TASK:
Reproduce the records exactly.

[Collected data]
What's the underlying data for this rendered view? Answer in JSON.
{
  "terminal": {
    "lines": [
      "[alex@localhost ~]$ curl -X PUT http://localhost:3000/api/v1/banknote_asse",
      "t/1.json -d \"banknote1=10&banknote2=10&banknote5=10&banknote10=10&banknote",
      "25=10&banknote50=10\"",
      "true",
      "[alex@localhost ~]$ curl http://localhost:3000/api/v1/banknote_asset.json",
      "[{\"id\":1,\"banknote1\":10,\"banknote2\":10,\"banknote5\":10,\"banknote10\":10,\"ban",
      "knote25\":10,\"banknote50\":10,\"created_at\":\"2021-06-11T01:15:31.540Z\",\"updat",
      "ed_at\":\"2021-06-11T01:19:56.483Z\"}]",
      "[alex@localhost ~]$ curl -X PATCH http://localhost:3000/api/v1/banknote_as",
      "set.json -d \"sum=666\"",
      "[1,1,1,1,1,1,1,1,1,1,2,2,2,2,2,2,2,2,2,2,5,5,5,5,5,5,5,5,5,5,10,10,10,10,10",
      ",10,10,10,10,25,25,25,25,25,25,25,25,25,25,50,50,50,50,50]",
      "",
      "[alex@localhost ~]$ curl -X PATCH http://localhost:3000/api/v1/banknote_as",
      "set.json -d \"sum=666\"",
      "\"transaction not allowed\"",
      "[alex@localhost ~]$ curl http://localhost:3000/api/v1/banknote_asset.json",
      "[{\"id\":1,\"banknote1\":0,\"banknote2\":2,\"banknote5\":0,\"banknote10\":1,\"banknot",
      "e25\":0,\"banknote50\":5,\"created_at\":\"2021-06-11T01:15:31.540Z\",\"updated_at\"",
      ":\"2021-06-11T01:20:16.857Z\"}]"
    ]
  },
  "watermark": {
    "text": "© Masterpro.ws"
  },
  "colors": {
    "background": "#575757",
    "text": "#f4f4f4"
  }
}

RESPONSE TO THE EXERCISE:
What's the underlying data for this rendered view? Answer in JSON.
{
  "terminal": {
    "lines": [
      "[alex@localhost ~]$ curl -X PUT http://localhost:3000/api/v1/banknote_asse",
      "t/1.json -d \"banknote1=10&banknote2=10&banknote5=10&banknote10=10&banknote",
      "25=10&banknote50=10\"",
      "true",
      "[alex@localhost ~]$ curl http://localhost:3000/api/v1/banknote_asset.json",
      "[{\"id\":1,\"banknote1\":10,\"banknote2\":10,\"banknote5\":10,\"banknote10\":10,\"ban",
      "knote25\":10,\"banknote50\":10,\"created_at\":\"2021-06-11T01:15:31.540Z\",\"updat",
      "ed_at\":\"2021-06-11T01:19:56.483Z\"}]",
      "[alex@localhost ~]$ curl -X PATCH http://localhost:3000/api/v1/banknote_as",
      "set.json -d \"sum=666\"",
      "[1,1,1,1,1,1,1,1,1,1,2,2,2,2,2,2,2,2,2,2,5,5,5,5,5,5,5,5,5,5,10,10,10,10,10",
      ",10,10,10,10,25,25,25,25,25,25,25,25,25,25,50,50,50,50,50]",
      "",
      "[alex@localhost ~]$ curl -X PATCH http://localhost:3000/api/v1/banknote_as",
      "set.json -d \"sum=666\"",
      "\"transaction not allowed\"",
      "[alex@localhost ~]$ curl http://localhost:3000/api/v1/banknote_asset.json",
      "[{\"id\":1,\"banknote1\":0,\"banknote2\":2,\"banknote5\":0,\"banknote10\":1,\"banknot",
      "e25\":0,\"banknote50\":5,\"created_at\":\"2021-06-11T01:15:31.540Z\",\"updated_at\"",
      ":\"2021-06-11T01:20:16.857Z\"}]"
    ]
  },
  "watermark": {
    "text": "© Masterpro.ws"
  },
  "colors": {
    "background": "#575757",
    "text": "#f4f4f4"
  }
}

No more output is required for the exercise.